### [Challenge]
Find how many lines in the material hold the word "Earth", then state that number and nothing more.

### [Stored entries]
'''

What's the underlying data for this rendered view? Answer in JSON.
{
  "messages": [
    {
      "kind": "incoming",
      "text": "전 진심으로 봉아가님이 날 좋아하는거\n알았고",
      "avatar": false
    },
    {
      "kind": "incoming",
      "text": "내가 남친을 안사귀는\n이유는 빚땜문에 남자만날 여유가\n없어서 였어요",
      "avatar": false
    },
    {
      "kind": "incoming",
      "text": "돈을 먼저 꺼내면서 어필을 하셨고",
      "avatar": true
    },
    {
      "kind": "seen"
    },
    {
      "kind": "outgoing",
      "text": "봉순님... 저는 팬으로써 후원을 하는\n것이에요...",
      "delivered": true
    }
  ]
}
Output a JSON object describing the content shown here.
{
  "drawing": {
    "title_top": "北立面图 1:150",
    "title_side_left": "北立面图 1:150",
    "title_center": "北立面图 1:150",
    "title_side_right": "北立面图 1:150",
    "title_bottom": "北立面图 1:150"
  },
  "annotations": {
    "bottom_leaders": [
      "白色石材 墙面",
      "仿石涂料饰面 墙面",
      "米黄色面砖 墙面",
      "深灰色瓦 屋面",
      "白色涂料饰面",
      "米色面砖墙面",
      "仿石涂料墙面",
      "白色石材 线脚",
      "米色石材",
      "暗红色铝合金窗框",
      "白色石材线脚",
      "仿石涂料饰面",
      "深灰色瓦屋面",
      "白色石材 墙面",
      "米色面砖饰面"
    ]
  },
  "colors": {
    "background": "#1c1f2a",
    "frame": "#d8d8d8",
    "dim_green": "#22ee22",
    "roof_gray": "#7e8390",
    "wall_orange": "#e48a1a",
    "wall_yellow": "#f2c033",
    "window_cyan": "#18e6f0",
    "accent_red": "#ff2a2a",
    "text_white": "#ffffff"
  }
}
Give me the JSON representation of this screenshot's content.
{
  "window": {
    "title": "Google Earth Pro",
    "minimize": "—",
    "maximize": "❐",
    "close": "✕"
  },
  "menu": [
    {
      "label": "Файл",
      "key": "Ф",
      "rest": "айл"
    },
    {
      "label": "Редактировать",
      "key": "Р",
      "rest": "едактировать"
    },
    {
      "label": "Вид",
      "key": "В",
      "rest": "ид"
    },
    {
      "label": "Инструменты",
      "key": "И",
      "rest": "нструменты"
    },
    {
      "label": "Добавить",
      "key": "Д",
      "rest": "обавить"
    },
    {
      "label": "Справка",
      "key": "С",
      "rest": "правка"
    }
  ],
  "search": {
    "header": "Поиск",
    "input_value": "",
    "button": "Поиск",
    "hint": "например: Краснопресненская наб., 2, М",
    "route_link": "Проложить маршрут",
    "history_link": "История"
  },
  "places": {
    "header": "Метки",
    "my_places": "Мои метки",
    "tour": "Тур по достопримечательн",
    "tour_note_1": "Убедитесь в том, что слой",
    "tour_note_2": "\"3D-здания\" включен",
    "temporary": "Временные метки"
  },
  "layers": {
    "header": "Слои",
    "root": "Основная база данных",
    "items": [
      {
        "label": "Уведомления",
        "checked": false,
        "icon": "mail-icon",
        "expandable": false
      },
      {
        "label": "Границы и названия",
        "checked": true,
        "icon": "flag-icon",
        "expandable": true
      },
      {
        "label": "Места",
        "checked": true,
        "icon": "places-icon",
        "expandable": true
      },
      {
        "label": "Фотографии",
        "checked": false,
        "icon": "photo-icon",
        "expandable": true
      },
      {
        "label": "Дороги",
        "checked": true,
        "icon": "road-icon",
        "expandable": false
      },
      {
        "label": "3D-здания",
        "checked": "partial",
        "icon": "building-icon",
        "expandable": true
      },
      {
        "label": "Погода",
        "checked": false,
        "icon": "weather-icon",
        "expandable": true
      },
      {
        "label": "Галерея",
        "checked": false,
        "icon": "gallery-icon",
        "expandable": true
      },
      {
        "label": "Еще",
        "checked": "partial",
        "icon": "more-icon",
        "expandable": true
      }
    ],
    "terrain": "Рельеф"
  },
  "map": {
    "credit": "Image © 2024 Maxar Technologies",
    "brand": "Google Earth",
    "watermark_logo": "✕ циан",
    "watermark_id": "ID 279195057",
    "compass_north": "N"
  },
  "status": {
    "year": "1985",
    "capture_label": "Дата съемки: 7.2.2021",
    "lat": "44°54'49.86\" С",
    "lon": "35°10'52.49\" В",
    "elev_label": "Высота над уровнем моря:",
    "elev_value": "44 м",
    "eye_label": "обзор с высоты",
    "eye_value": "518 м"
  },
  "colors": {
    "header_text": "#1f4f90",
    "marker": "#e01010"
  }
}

'''

### [Output below]
2